Start of RECORDS SHOWN

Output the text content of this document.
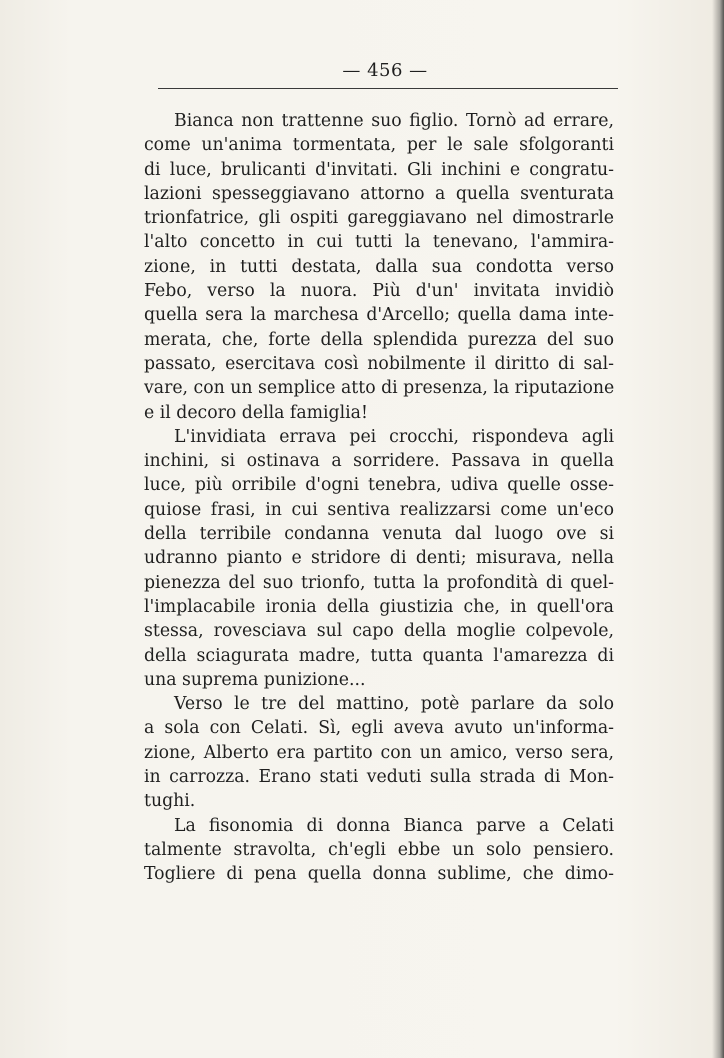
— 456 —
Bianca non trattenne suo figlio. Tornò ad errare,
come un'anima tormentata, per le sale sfolgoranti
di luce, brulicanti d'invitati. Gli inchini e congratu-
lazioni spesseggiavano attorno a quella sventurata
trionfatrice, gli ospiti gareggiavano nel dimostrarle
l'alto concetto in cui tutti la tenevano, l'ammira-
zione, in tutti destata, dalla sua condotta verso
Febo, verso la nuora. Più d'un' invitata invidiò
quella sera la marchesa d'Arcello; quella dama inte-
merata, che, forte della splendida purezza del suo
passato, esercitava così nobilmente il diritto di sal-
vare, con un semplice atto di presenza, la riputazione
e il decoro della famiglia!
L'invidiata errava pei crocchi, rispondeva agli
inchini, si ostinava a sorridere. Passava in quella
luce, più orribile d'ogni tenebra, udiva quelle osse-
quiose frasi, in cui sentiva realizzarsi come un'eco
della terribile condanna venuta dal luogo ove si
udranno pianto e stridore di denti; misurava, nella
pienezza del suo trionfo, tutta la profondità di quel-
l'implacabile ironia della giustizia che, in quell'ora
stessa, rovesciava sul capo della moglie colpevole,
della sciagurata madre, tutta quanta l'amarezza di
una suprema punizione...
Verso le tre del mattino, potè parlare da solo
a sola con Celati. Sì, egli aveva avuto un'informa-
zione, Alberto era partito con un amico, verso sera,
in carrozza. Erano stati veduti sulla strada di Mon-
tughi.
La fisonomia di donna Bianca parve a Celati
talmente stravolta, ch'egli ebbe un solo pensiero.
Togliere di pena quella donna sublime, che dimo-
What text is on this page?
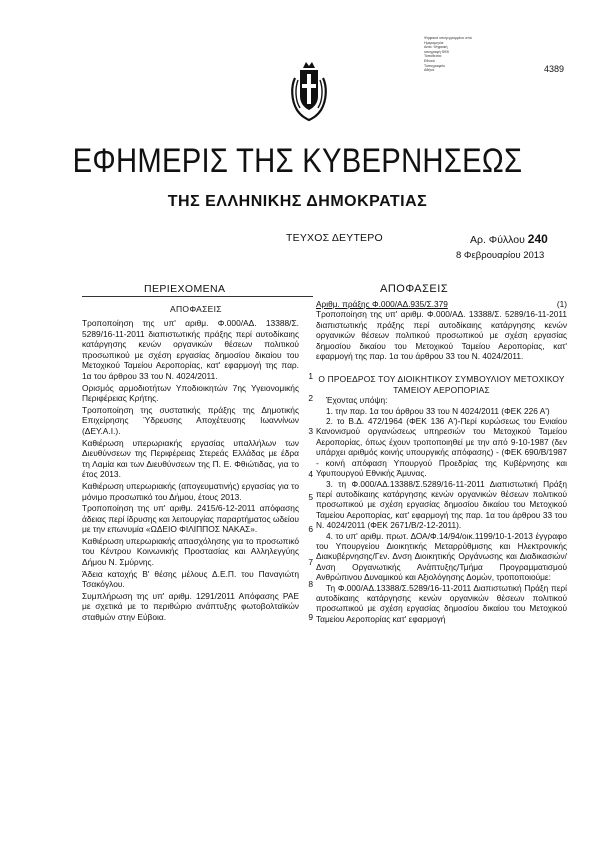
Ψηφιακά υπογεγραμμένο από
Ημερομηνία:
Αιτία: Ψηφιακή
υπογραφή ΦΕΚ
Τοποθεσία:
Εθνικό
Τυπογραφείο
Αθήνα	4389
ΕΦΗΜΕΡΙΣ ΤΗΣ ΚΥΒΕΡΝΗΣΕΩΣ
ΤΗΣ ΕΛΛΗΝΙΚΗΣ ΔΗΜΟΚΡΑΤΙΑΣ
ΤΕΥΧΟΣ ΔΕΥΤΕΡΟ	Αρ. Φύλλου 240
8 Φεβρουαρίου 2013
ΠΕΡΙΕΧΟΜΕΝΑ
ΑΠΟΦΑΣΕΙΣ
Τροποποίηση της υπ' αριθμ. Φ.000/ΑΔ. 13388/Σ. 5289/16-11-2011 διαπιστωτικής πράξης περί αυτοδίκαιης κατάργησης κενών οργανικών θέσεων πολιτικού προσωπικού με σχέση εργασίας δημοσίου δικαίου του Μετοχικού Ταμείου Αεροπορίας, κατ' εφαρμογή της παρ. 1α του άρθρου 33 του Ν. 4024/2011.	1
Ορισμός αρμοδιοτήτων Υποδιοικητών 7ης Υγειονομικής Περιφέρειας Κρήτης.	2
Τροποποίηση της συστατικής πράξης της Δημοτικής Επιχείρησης Ύδρευσης Αποχέτευσης Ιωαννίνων (ΔΕΥ.Α.Ι.).	3
Καθιέρωση υπερωριακής εργασίας υπαλλήλων των Διευθύνσεων της Περιφέρειας Στερεάς Ελλάδας με έδρα τη Λαμία και των Διευθύνσεων της Π. Ε. Φθιώτιδας, για το έτος 2013.	4
Καθιέρωση υπερωριακής (απογευματινής) εργασίας για το μόνιμο προσωπικό του Δήμου, έτους 2013.	5
Τροποποίηση της υπ' αριθμ. 2415/6-12-2011 απόφασης άδειας περί ίδρυσης και λειτουργίας παραρτήματος ωδείου με την επωνυμία «ΩΔΕΙΟ ΦΙΛΙΠΠΟΣ ΝΑΚΑΣ».	6
Καθιέρωση υπερωριακής απασχόλησης για το προσωπικό του Κέντρου Κοινωνικής Προστασίας και Αλληλεγγύης Δήμου Ν. Σμύρνης.	7
Άδεια κατοχής Β' θέσης μέλους Δ.Ε.Π. του Παναγιώτη Τσακόγλου.	8
Συμπλήρωση της υπ' αριθμ. 1291/2011 Απόφασης ΡΑΕ με σχετικά με το περιθώριο ανάπτυξης φωτοβολταϊκών σταθμών στην Εύβοια.	9
ΑΠΟΦΑΣΕΙΣ

Αριθμ. πράξης Φ.000/ΑΔ.935/Σ.379	(1)

Τροποποίηση της υπ' αριθμ. Φ.000/ΑΔ. 13388/Σ. 5289/16-11-2011 διαπιστωτικής πράξης περί αυτοδίκαιης κατάργησης κενών οργανικών θέσεων πολιτικού προσωπικού με σχέση εργασίας δημοσίου δικαίου του Μετοχικού Ταμείου Αεροπορίας, κατ' εφαρμογή της παρ. 1α του άρθρου 33 του Ν. 4024/2011.

Ο ΠΡΟΕΔΡΟΣ ΤΟΥ ΔΙΟΙΚΗΤΙΚΟΥ ΣΥΜΒΟΥΛΙΟΥ ΜΕΤΟΧΙΚΟΥ ΤΑΜΕΙΟΥ ΑΕΡΟΠΟΡΙΑΣ

Έχοντας υπόψη:

1. την παρ. 1α του άρθρου 33 του Ν 4024/2011 (ΦΕΚ 226 Α')

2. το Β.Δ. 472/1964 (ΦΕΚ 136 Α')-Περί κυρώσεως του Ενιαίου Κανονισμού οργανώσεως υπηρεσιών του Μετοχικού Ταμείου Αεροπορίας, όπως έχουν τροποποιηθεί με την από 9-10-1987 (δεν υπάρχει αριθμός κοινής υπουργικής απόφασης) - (ΦΕΚ 690/Β/1987 - κοινή απόφαση Υπουργού Προεδρίας της Κυβέρνησης και Υφυπουργού Εθνικής Άμυνας.

3. τη Φ.000/ΑΔ.13388/Σ.5289/16-11-2011 Διαπιστωτική Πράξη περί αυτοδίκαιης κατάργησης κενών οργανικών θέσεων πολιτικού προσωπικού με σχέση εργασίας δημοσίου δικαίου του Μετοχικού Ταμείου Αεροπορίας, κατ' εφαρμογή της παρ. 1α του άρθρου 33 του Ν. 4024/2011 (ΦΕΚ 2671/Β/2-12-2011).

4. το υπ' αριθμ. πρωτ. ΔΟΑ/Φ.14/94/οικ.1199/10-1-2013 έγγραφο του Υπουργείου Διοικητικής Μεταρρύθμισης και Ηλεκτρονικής Διακυβέρνησης/Γεν. Δνση Διοικητικής Οργάνωσης και Διαδικασιών/Δνση Οργανωτικής Ανάπτυξης/Τμήμα Προγραμματισμού Ανθρώπινου Δυναμικού και Αξιολόγησης Δομών, τροποποιούμε:

Τη Φ.000/ΑΔ.13388/Σ.5289/16-11-2011 Διαπιστωτική Πράξη περί αυτοδίκαιης κατάργησης κενών οργανικών θέσεων πολιτικού προσωπικού με σχέση εργασίας δημοσίου δικαίου του Μετοχικού Ταμείου Αεροπορίας κατ' εφαρμογή
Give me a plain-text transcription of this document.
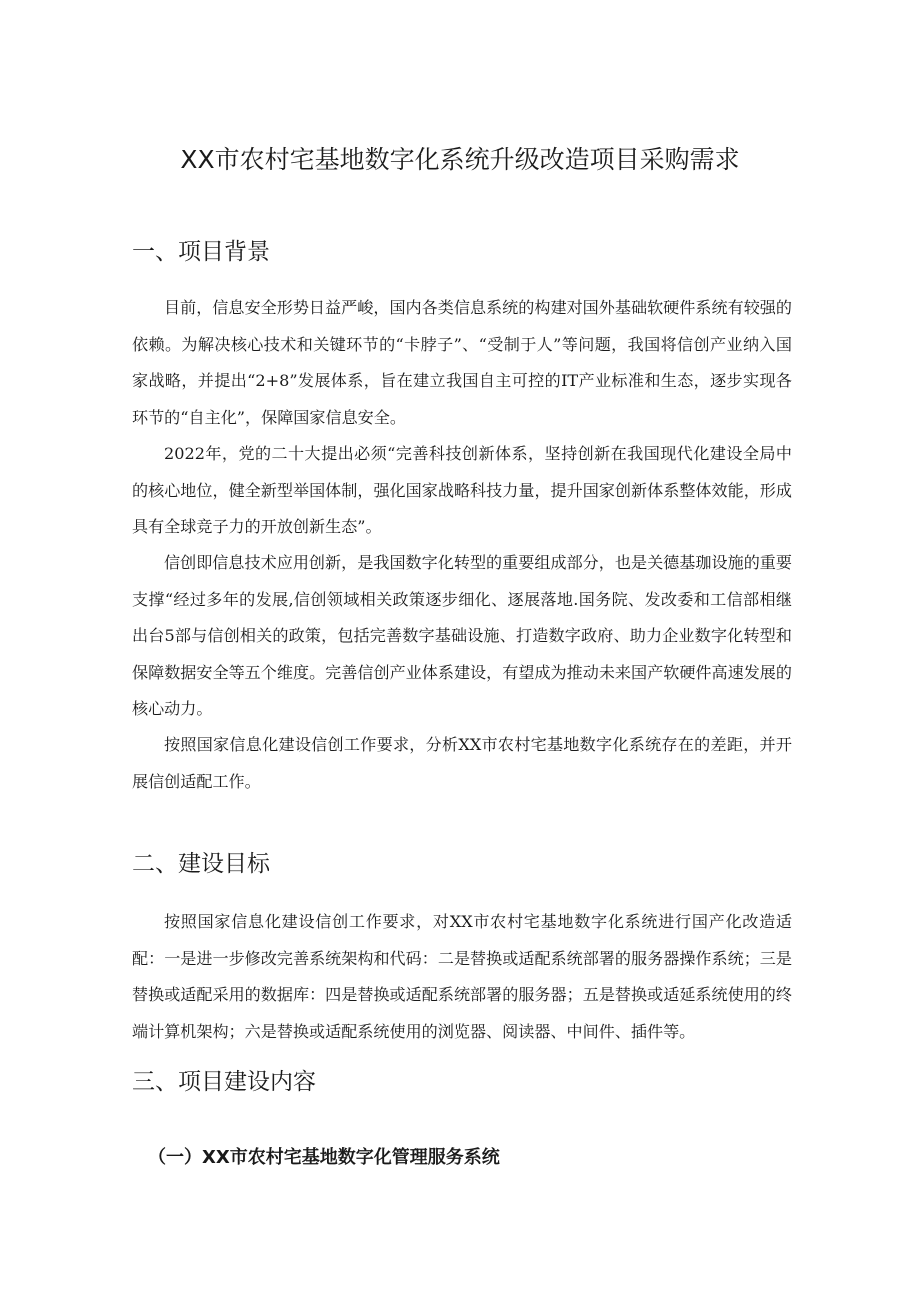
XX市农村宅基地数字化系统升级改造项目采购需求
一、项目背景

目前，信息安全形势日益严峻，国内各类信息系统的构建对国外基础软硬件系统有较强的依赖。为解决核心技术和关键环节的“卡脖子”、“受制于人”等问题，我国将信创产业纳入国家战略，并提出“2+8”发展体系，旨在建立我国自主可控的IT产业标准和生态，逐步实现各环节的“自主化”，保障国家信息安全。

2022年，党的二十大提出必须“完善科技创新体系，坚持创新在我国现代化建设全局中的核心地位，健全新型举国体制，强化国家战略科技力量，提升国家创新体系整体效能，形成具有全球竞子力的开放创新生态”。

信创即信息技术应用创新，是我国数字化转型的重要组成部分，也是关德基珈设施的重要支撑“经过多年的发展,信创领域相关政策逐步细化、逐展落地.国务院、发改委和工信部相继出台5部与信创相关的政策，包括完善数字基础设施、打造数字政府、助力企业数字化转型和保障数据安全等五个维度。完善信创产业体系建设，有望成为推动未来国产软硬件高速发展的核心动力。

按照国家信息化建设信创工作要求，分析XX市农村宅基地数字化系统存在的差距，并开展信创适配工作。

二、建设目标

按照国家信息化建设信创工作要求，对XX市农村宅基地数字化系统进行国产化改造适配：一是进一步修改完善系统架构和代码：二是替换或适配系统部署的服务器操作系统；三是替换或适配采用的数据库：四是替换或适配系统部署的服务器；五是替换或适延系统使用的终端计算机架构；六是替换或适配系统使用的浏览器、阅读器、中间件、插件等。

三、项目建设内容
（一）XX市农村宅基地数字化管理服务系统
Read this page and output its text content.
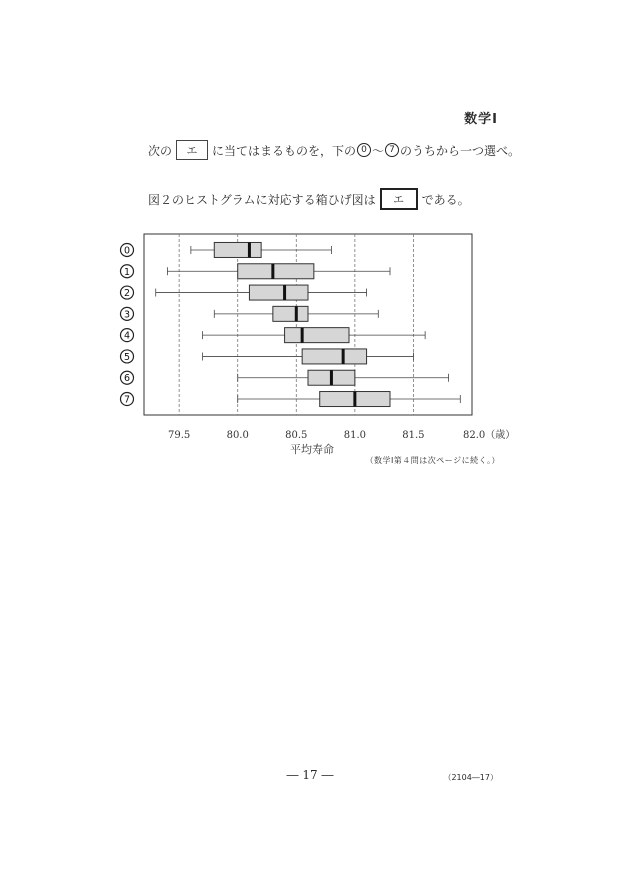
数学Ⅰ
次の	エ	に当てはまるものを，下の 0 ～ 7 のうちから一つ選べ。
図２のヒストグラムに対応する箱ひげ図は	エ	である。
79.5	80.0	80.5	81.0	81.5	82.0（歳）
平均寿命
0
1
2
3
4
5
6
7
（数学Ⅰ第４問は次ページに続く。）
― 17 ―	（2104―17）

End of RECORDS SHOWN

#### [EXERCISE]
From the entries above, list each line with "della" in it.

#### [OUTPUT OF THE EXERCISE]
merata, che, forte della splendida purezza del suo
e il decoro della famiglia!
della terribile condanna venuta dal luogo ove si
l'implacabile ironia della giustizia che, in quell'ora
stessa, rovesciava sul capo della moglie colpevole,
della sciagurata madre, tutta quanta l'amarezza di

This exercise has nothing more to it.